The problem: Please turn the part of the records below that opens with the line containing "Give bounding boxes" and closes with the line containing "heart-shape <box>405 187 443 217</box>" into a Markdown table with the columns Row and Entry, numbering each line and skipping blank lines. Leave the pictures out of the table.

Raw records:

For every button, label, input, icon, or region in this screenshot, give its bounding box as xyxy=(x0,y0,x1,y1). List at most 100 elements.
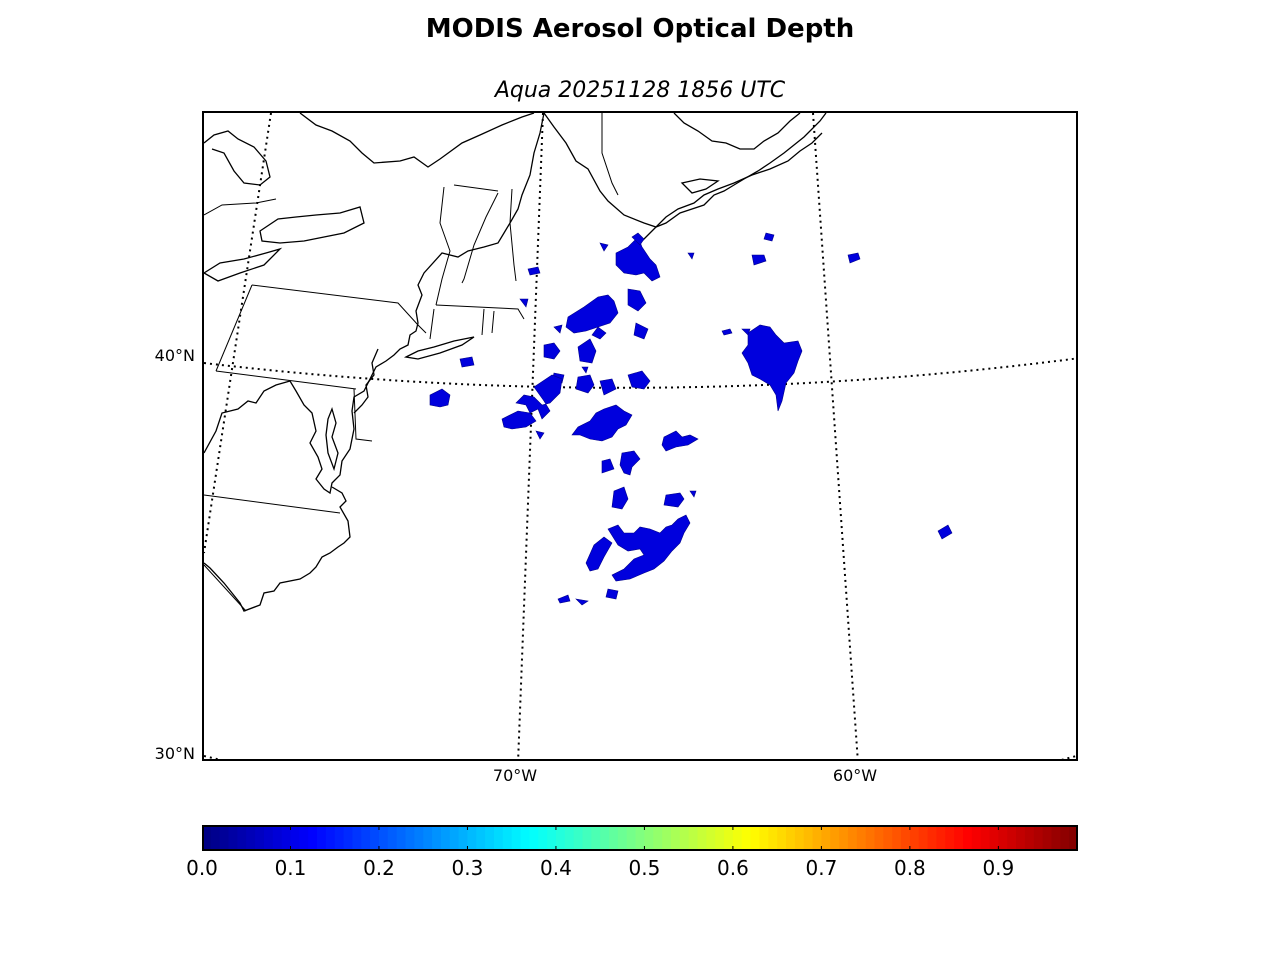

...

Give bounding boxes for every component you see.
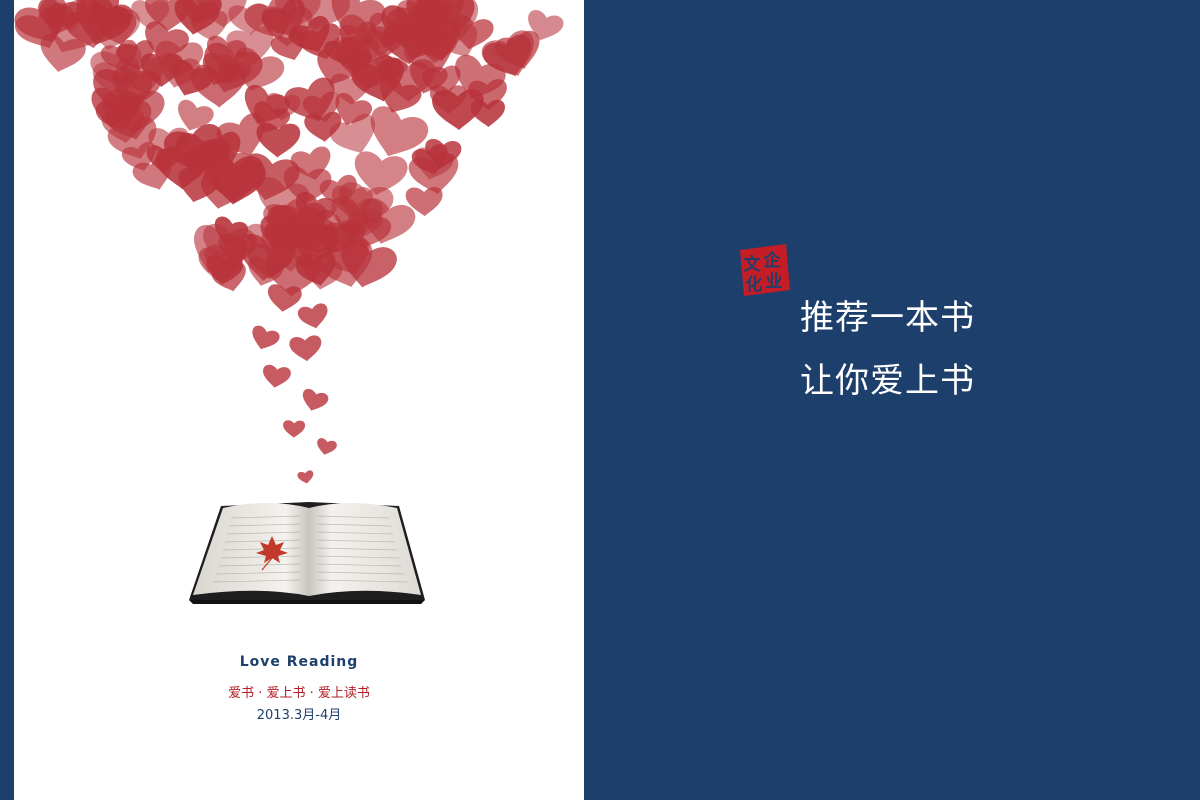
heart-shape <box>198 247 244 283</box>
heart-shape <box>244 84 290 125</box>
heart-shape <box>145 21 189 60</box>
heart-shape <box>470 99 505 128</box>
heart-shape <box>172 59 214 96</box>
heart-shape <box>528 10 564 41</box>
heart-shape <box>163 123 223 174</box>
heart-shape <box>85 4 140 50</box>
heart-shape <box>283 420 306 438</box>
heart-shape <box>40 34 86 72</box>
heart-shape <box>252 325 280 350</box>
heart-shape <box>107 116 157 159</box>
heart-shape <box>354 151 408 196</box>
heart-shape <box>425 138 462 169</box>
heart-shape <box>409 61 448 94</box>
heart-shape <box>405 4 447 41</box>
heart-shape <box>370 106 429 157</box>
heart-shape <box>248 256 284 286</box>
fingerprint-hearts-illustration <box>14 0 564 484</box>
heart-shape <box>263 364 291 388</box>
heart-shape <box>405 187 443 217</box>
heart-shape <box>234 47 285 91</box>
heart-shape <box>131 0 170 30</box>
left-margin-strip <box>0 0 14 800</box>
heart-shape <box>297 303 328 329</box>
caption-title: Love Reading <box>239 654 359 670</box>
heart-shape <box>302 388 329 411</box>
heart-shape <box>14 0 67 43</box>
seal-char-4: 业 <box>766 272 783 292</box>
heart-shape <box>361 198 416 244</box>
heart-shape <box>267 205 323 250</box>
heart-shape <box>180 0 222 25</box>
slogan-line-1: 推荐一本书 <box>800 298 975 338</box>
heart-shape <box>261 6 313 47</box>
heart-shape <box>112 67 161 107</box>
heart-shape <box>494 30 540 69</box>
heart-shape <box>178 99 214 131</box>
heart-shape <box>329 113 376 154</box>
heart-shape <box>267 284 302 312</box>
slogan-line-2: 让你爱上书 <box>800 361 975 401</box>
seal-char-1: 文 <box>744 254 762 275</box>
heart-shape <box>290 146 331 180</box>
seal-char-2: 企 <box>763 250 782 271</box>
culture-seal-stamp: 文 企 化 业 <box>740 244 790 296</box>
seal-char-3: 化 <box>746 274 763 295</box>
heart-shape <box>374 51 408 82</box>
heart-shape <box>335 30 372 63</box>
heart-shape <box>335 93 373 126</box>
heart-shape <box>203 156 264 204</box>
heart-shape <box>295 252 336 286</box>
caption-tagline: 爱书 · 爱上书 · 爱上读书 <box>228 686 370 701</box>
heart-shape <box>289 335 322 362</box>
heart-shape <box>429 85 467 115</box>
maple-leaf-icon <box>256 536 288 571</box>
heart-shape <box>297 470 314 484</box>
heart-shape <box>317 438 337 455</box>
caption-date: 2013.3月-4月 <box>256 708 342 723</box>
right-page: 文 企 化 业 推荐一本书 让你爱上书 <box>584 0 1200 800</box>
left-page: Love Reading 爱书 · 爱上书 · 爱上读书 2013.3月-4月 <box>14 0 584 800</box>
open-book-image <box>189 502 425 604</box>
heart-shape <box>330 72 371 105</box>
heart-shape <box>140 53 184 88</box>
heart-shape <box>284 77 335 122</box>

Final answer:
| Row | Entry |
|---|---|
| 1 | Give bounding boxes for every component you see. |
| 2 | heart-shape <box>198 247 244 283</box> |
| 3 | heart-shape <box>244 84 290 125</box> |
| 4 | heart-shape <box>145 21 189 60</box> |
| 5 | heart-shape <box>470 99 505 128</box> |
| 6 | heart-shape <box>172 59 214 96</box> |
| 7 | heart-shape <box>528 10 564 41</box> |
| 8 | heart-shape <box>163 123 223 174</box> |
| 9 | heart-shape <box>85 4 140 50</box> |
| 10 | heart-shape <box>283 420 306 438</box> |
| 11 | heart-shape <box>40 34 86 72</box> |
| 12 | heart-shape <box>252 325 280 350</box> |
| 13 | heart-shape <box>107 116 157 159</box> |
| 14 | heart-shape <box>354 151 408 196</box> |
| 15 | heart-shape <box>425 138 462 169</box> |
| 16 | heart-shape <box>409 61 448 94</box> |
| 17 | heart-shape <box>405 4 447 41</box> |
| 18 | heart-shape <box>370 106 429 157</box> |
| 19 | heart-shape <box>248 256 284 286</box> |
| 20 | fingerprint-hearts-illustration <box>14 0 564 484</box> |
| 21 | heart-shape <box>263 364 291 388</box> |
| 22 | heart-shape <box>405 187 443 217</box> |